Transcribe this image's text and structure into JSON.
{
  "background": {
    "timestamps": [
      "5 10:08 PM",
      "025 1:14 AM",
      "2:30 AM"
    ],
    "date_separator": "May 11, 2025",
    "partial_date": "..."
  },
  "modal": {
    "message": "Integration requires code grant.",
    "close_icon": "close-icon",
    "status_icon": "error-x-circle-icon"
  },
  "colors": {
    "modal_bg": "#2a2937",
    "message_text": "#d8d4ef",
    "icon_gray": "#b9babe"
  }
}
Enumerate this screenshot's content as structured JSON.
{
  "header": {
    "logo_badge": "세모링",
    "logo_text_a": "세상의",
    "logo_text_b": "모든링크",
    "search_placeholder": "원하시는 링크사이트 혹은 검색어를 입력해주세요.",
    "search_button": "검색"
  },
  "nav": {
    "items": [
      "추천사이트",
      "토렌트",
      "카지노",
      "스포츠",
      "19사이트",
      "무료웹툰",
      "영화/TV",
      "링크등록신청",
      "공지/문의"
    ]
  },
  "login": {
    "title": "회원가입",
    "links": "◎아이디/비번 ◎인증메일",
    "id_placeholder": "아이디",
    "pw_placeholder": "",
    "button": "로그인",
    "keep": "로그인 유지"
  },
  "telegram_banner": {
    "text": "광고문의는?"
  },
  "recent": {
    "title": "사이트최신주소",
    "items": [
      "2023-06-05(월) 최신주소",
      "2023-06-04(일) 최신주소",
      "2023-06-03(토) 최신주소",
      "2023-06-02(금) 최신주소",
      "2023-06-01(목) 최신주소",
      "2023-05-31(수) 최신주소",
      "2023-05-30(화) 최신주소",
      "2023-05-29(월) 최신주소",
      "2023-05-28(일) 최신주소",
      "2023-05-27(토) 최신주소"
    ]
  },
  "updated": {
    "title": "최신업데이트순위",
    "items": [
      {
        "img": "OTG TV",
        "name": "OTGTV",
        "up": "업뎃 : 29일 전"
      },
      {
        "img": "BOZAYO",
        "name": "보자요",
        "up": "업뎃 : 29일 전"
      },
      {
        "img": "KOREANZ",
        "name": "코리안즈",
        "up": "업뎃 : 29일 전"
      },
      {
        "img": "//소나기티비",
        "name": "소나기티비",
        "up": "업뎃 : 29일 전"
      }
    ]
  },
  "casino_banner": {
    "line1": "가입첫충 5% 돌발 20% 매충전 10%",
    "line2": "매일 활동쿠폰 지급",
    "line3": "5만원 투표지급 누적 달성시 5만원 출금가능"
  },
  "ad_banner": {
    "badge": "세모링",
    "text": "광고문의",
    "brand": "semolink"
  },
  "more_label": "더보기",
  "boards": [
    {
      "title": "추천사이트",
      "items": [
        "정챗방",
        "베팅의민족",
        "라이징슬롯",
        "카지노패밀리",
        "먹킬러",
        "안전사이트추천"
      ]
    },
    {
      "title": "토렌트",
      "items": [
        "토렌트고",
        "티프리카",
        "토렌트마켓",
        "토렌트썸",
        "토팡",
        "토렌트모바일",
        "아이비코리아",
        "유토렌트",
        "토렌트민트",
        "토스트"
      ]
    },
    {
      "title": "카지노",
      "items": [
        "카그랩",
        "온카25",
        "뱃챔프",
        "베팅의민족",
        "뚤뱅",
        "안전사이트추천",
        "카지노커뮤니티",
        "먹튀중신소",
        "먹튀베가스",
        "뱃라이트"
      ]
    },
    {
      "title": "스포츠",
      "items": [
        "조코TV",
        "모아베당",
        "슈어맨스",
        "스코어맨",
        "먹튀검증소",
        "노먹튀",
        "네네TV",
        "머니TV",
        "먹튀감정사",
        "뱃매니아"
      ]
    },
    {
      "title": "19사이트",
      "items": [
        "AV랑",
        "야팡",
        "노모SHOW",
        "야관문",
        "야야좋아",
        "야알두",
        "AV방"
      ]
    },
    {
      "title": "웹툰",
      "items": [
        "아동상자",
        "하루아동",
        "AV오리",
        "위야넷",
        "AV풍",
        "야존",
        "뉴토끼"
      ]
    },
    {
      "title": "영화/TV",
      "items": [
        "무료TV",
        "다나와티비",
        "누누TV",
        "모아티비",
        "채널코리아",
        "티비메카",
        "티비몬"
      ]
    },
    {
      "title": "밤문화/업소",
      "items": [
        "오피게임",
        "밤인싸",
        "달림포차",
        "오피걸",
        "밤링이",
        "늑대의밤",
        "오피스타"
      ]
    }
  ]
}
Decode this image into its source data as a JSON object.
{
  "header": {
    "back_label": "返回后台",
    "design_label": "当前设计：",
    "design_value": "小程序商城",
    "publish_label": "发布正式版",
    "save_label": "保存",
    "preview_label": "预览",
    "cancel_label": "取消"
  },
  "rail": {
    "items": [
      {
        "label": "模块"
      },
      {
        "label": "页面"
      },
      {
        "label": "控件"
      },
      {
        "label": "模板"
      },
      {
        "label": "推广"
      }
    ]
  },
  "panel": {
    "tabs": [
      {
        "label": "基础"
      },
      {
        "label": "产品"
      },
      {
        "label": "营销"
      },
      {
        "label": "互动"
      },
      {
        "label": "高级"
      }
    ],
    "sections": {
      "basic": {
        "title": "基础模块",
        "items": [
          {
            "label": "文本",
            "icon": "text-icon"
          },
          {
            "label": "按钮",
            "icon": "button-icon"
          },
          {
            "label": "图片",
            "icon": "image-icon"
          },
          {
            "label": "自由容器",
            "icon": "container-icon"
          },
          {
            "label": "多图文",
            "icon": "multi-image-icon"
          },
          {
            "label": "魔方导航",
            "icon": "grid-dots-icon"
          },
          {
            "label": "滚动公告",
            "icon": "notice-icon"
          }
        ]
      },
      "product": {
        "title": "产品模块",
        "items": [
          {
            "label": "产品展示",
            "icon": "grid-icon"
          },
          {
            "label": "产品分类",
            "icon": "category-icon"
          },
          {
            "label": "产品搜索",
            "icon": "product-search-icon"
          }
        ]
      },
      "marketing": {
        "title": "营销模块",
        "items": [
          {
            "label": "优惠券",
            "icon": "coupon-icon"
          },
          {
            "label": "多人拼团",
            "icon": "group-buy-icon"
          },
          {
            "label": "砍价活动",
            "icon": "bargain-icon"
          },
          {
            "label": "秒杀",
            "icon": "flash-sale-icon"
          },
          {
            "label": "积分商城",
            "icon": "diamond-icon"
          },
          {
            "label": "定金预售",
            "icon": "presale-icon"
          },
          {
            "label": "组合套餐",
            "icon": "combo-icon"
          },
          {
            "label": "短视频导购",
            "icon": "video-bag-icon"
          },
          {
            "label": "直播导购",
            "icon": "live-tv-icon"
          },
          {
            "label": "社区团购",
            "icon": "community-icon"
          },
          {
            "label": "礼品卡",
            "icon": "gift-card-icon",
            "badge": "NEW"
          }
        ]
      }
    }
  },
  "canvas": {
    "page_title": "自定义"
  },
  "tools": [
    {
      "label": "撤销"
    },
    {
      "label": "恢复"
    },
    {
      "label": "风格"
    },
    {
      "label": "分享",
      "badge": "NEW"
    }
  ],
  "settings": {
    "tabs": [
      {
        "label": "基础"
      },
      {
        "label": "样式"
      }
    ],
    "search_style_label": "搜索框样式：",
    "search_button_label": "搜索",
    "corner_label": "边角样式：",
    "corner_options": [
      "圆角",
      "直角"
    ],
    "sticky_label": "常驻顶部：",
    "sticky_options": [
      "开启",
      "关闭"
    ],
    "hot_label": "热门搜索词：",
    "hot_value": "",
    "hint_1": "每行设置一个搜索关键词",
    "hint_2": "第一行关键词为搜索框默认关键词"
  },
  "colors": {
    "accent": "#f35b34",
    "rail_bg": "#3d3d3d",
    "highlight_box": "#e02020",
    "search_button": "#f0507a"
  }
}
------------------------
» **EXERCISE REQUIREMENTS**
Retype every record above exactly as it appears.

» **CORRECT RESPONSE**
Transcribe this image's text and structure into JSON.
{
  "background": {
    "timestamps": [
      "5 10:08 PM",
      "025 1:14 AM",
      "2:30 AM"
    ],
    "date_separator": "May 11, 2025",
    "partial_date": "..."
  },
  "modal": {
    "message": "Integration requires code grant.",
    "close_icon": "close-icon",
    "status_icon": "error-x-circle-icon"
  },
  "colors": {
    "modal_bg": "#2a2937",
    "message_text": "#d8d4ef",
    "icon_gray": "#b9babe"
  }
}
Enumerate this screenshot's content as structured JSON.
{
  "header": {
    "logo_badge": "세모링",
    "logo_text_a": "세상의",
    "logo_text_b": "모든링크",
    "search_placeholder": "원하시는 링크사이트 혹은 검색어를 입력해주세요.",
    "search_button": "검색"
  },
  "nav": {
    "items": [
      "추천사이트",
      "토렌트",
      "카지노",
      "스포츠",
      "19사이트",
      "무료웹툰",
      "영화/TV",
      "링크등록신청",
      "공지/문의"
    ]
  },
  "login": {
    "title": "회원가입",
    "links": "◎아이디/비번 ◎인증메일",
    "id_placeholder": "아이디",
    "pw_placeholder": "",
    "button": "로그인",
    "keep": "로그인 유지"
  },
  "telegram_banner": {
    "text": "광고문의는?"
  },
  "recent": {
    "title": "사이트최신주소",
    "items": [
      "2023-06-05(월) 최신주소",
      "2023-06-04(일) 최신주소",
      "2023-06-03(토) 최신주소",
      "2023-06-02(금) 최신주소",
      "2023-06-01(목) 최신주소",
      "2023-05-31(수) 최신주소",
      "2023-05-30(화) 최신주소",
      "2023-05-29(월) 최신주소",
      "2023-05-28(일) 최신주소",
      "2023-05-27(토) 최신주소"
    ]
  },
  "updated": {
    "title": "최신업데이트순위",
    "items": [
      {
        "img": "OTG TV",
        "name": "OTGTV",
        "up": "업뎃 : 29일 전"
      },
      {
        "img": "BOZAYO",
        "name": "보자요",
        "up": "업뎃 : 29일 전"
      },
      {
        "img": "KOREANZ",
        "name": "코리안즈",
        "up": "업뎃 : 29일 전"
      },
      {
        "img": "//소나기티비",
        "name": "소나기티비",
        "up": "업뎃 : 29일 전"
      }
    ]
  },
  "casino_banner": {
    "line1": "가입첫충 5% 돌발 20% 매충전 10%",
    "line2": "매일 활동쿠폰 지급",
    "line3": "5만원 투표지급 누적 달성시 5만원 출금가능"
  },
  "ad_banner": {
    "badge": "세모링",
    "text": "광고문의",
    "brand": "semolink"
  },
  "more_label": "더보기",
  "boards": [
    {
      "title": "추천사이트",
      "items": [
        "정챗방",
        "베팅의민족",
        "라이징슬롯",
        "카지노패밀리",
        "먹킬러",
        "안전사이트추천"
      ]
    },
    {
      "title": "토렌트",
      "items": [
        "토렌트고",
        "티프리카",
        "토렌트마켓",
        "토렌트썸",
        "토팡",
        "토렌트모바일",
        "아이비코리아",
        "유토렌트",
        "토렌트민트",
        "토스트"
      ]
    },
    {
      "title": "카지노",
      "items": [
        "카그랩",
        "온카25",
        "뱃챔프",
        "베팅의민족",
        "뚤뱅",
        "안전사이트추천",
        "카지노커뮤니티",
        "먹튀중신소",
        "먹튀베가스",
        "뱃라이트"
      ]
    },
    {
      "title": "스포츠",
      "items": [
        "조코TV",
        "모아베당",
        "슈어맨스",
        "스코어맨",
        "먹튀검증소",
        "노먹튀",
        "네네TV",
        "머니TV",
        "먹튀감정사",
        "뱃매니아"
      ]
    },
    {
      "title": "19사이트",
      "items": [
        "AV랑",
        "야팡",
        "노모SHOW",
        "야관문",
        "야야좋아",
        "야알두",
        "AV방"
      ]
    },
    {
      "title": "웹툰",
      "items": [
        "아동상자",
        "하루아동",
        "AV오리",
        "위야넷",
        "AV풍",
        "야존",
        "뉴토끼"
      ]
    },
    {
      "title": "영화/TV",
      "items": [
        "무료TV",
        "다나와티비",
        "누누TV",
        "모아티비",
        "채널코리아",
        "티비메카",
        "티비몬"
      ]
    },
    {
      "title": "밤문화/업소",
      "items": [
        "오피게임",
        "밤인싸",
        "달림포차",
        "오피걸",
        "밤링이",
        "늑대의밤",
        "오피스타"
      ]
    }
  ]
}
Decode this image into its source data as a JSON object.
{
  "header": {
    "back_label": "返回后台",
    "design_label": "当前设计：",
    "design_value": "小程序商城",
    "publish_label": "发布正式版",
    "save_label": "保存",
    "preview_label": "预览",
    "cancel_label": "取消"
  },
  "rail": {
    "items": [
      {
        "label": "模块"
      },
      {
        "label": "页面"
      },
      {
        "label": "控件"
      },
      {
        "label": "模板"
      },
      {
        "label": "推广"
      }
    ]
  },
  "panel": {
    "tabs": [
      {
        "label": "基础"
      },
      {
        "label": "产品"
      },
      {
        "label": "营销"
      },
      {
        "label": "互动"
      },
      {
        "label": "高级"
      }
    ],
    "sections": {
      "basic": {
        "title": "基础模块",
        "items": [
          {
            "label": "文本",
            "icon": "text-icon"
          },
          {
            "label": "按钮",
            "icon": "button-icon"
          },
          {
            "label": "图片",
            "icon": "image-icon"
          },
          {
            "label": "自由容器",
            "icon": "container-icon"
          },
          {
            "label": "多图文",
            "icon": "multi-image-icon"
          },
          {
            "label": "魔方导航",
            "icon": "grid-dots-icon"
          },
          {
            "label": "滚动公告",
            "icon": "notice-icon"
          }
        ]
      },
      "product": {
        "title": "产品模块",
        "items": [
          {
            "label": "产品展示",
            "icon": "grid-icon"
          },
          {
            "label": "产品分类",
            "icon": "category-icon"
          },
          {
            "label": "产品搜索",
            "icon": "product-search-icon"
          }
        ]
      },
      "marketing": {
        "title": "营销模块",
        "items": [
          {
            "label": "优惠券",
            "icon": "coupon-icon"
          },
          {
            "label": "多人拼团",
            "icon": "group-buy-icon"
          },
          {
            "label": "砍价活动",
            "icon": "bargain-icon"
          },
          {
            "label": "秒杀",
            "icon": "flash-sale-icon"
          },
          {
            "label": "积分商城",
            "icon": "diamond-icon"
          },
          {
            "label": "定金预售",
            "icon": "presale-icon"
          },
          {
            "label": "组合套餐",
            "icon": "combo-icon"
          },
          {
            "label": "短视频导购",
            "icon": "video-bag-icon"
          },
          {
            "label": "直播导购",
            "icon": "live-tv-icon"
          },
          {
            "label": "社区团购",
            "icon": "community-icon"
          },
          {
            "label": "礼品卡",
            "icon": "gift-card-icon",
            "badge": "NEW"
          }
        ]
      }
    }
  },
  "canvas": {
    "page_title": "自定义"
  },
  "tools": [
    {
      "label": "撤销"
    },
    {
      "label": "恢复"
    },
    {
      "label": "风格"
    },
    {
      "label": "分享",
      "badge": "NEW"
    }
  ],
  "settings": {
    "tabs": [
      {
        "label": "基础"
      },
      {
        "label": "样式"
      }
    ],
    "search_style_label": "搜索框样式：",
    "search_button_label": "搜索",
    "corner_label": "边角样式：",
    "corner_options": [
      "圆角",
      "直角"
    ],
    "sticky_label": "常驻顶部：",
    "sticky_options": [
      "开启",
      "关闭"
    ],
    "hot_label": "热门搜索词：",
    "hot_value": "",
    "hint_1": "每行设置一个搜索关键词",
    "hint_2": "第一行关键词为搜索框默认关键词"
  },
  "colors": {
    "accent": "#f35b34",
    "rail_bg": "#3d3d3d",
    "highlight_box": "#e02020",
    "search_button": "#f0507a"
  }
}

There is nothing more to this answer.